**PROMPT A**
List every family member named in the property advice column below.
**PROMPT B**
From the records below, extract every line, starting at the first line of the records and ending at the line that contains "are smaller (9)".

**EXCERPT TO READ**
##############################

My husband recently inherited a house from his parents. We would like to help our son get on the property ladder by selling it to him. Unfortunately, he would not be able to get a mortgage of the size that would be needed. Is it possible to sell a property for lower than its market value?

Name and address supplied

It is possible, and quite common, for people to sell property for less than the market value. If you plan to sell it for a substantially lower price, a deed of gift may need to be drawn up by your solicitor. This is used to transfer the ownership of a property where little or no money changes hands.

If your son takes out a mortgage to pay for the property, you may also need to arrange a deed of gift indemnity policy. This helps to protect him and the property if you or your husband are unfortunate enough to be made bankrupt in the future. You will need to contact your solicitor who will be able explain in more detail how a deed of gift indemnity policy works.

If the cap fits

I have recently seen lots of adverts for capped-rate mortgages. What are they and how do they work?

##############################

**RECORDS SHOWN**
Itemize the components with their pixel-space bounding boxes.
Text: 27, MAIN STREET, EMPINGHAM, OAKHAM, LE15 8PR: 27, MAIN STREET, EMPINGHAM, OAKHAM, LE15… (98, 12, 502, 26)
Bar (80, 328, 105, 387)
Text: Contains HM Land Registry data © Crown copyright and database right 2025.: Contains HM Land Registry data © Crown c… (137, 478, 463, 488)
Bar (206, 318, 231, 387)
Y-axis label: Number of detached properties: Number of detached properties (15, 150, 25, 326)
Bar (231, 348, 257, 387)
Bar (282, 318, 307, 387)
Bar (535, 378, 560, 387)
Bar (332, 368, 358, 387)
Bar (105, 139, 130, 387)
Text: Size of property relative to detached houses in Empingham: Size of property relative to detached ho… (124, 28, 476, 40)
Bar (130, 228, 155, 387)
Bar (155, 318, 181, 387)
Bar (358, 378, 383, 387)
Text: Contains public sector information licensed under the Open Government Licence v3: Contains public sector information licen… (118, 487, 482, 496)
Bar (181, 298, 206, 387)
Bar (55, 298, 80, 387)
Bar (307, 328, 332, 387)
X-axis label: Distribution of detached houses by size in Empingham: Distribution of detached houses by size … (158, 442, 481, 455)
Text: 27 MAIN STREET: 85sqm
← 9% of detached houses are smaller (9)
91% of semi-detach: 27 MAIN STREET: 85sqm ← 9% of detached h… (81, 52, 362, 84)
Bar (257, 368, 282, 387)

##############################

**WRITTEN REPLY A**
- Husband
- His parents
- Son

**WRITTEN REPLY B**
Itemize the components with their pixel-space bounding boxes.
Text: 27, MAIN STREET, EMPINGHAM, OAKHAM, LE15 8PR: 27, MAIN STREET, EMPINGHAM, OAKHAM, LE15… (98, 12, 502, 26)
Bar (80, 328, 105, 387)
Text: Contains HM Land Registry data © Crown copyright and database right 2025.: Contains HM Land Registry data © Crown c… (137, 478, 463, 488)
Bar (206, 318, 231, 387)
Y-axis label: Number of detached properties: Number of detached properties (15, 150, 25, 326)
Bar (231, 348, 257, 387)
Bar (282, 318, 307, 387)
Bar (535, 378, 560, 387)
Bar (332, 368, 358, 387)
Bar (105, 139, 130, 387)
Text: Size of property relative to detached houses in Empingham: Size of property relative to detached ho… (124, 28, 476, 40)
Bar (130, 228, 155, 387)
Bar (155, 318, 181, 387)
Bar (358, 378, 383, 387)
Text: Contains public sector information licensed under the Open Government Licence v3: Contains public sector information licen… (118, 487, 482, 496)
Bar (181, 298, 206, 387)
Bar (55, 298, 80, 387)
Bar (307, 328, 332, 387)
X-axis label: Distribution of detached houses by size in Empingham: Distribution of detached houses by size … (158, 442, 481, 455)
Text: 27 MAIN STREET: 85sqm
← 9% of detached houses are smaller (9)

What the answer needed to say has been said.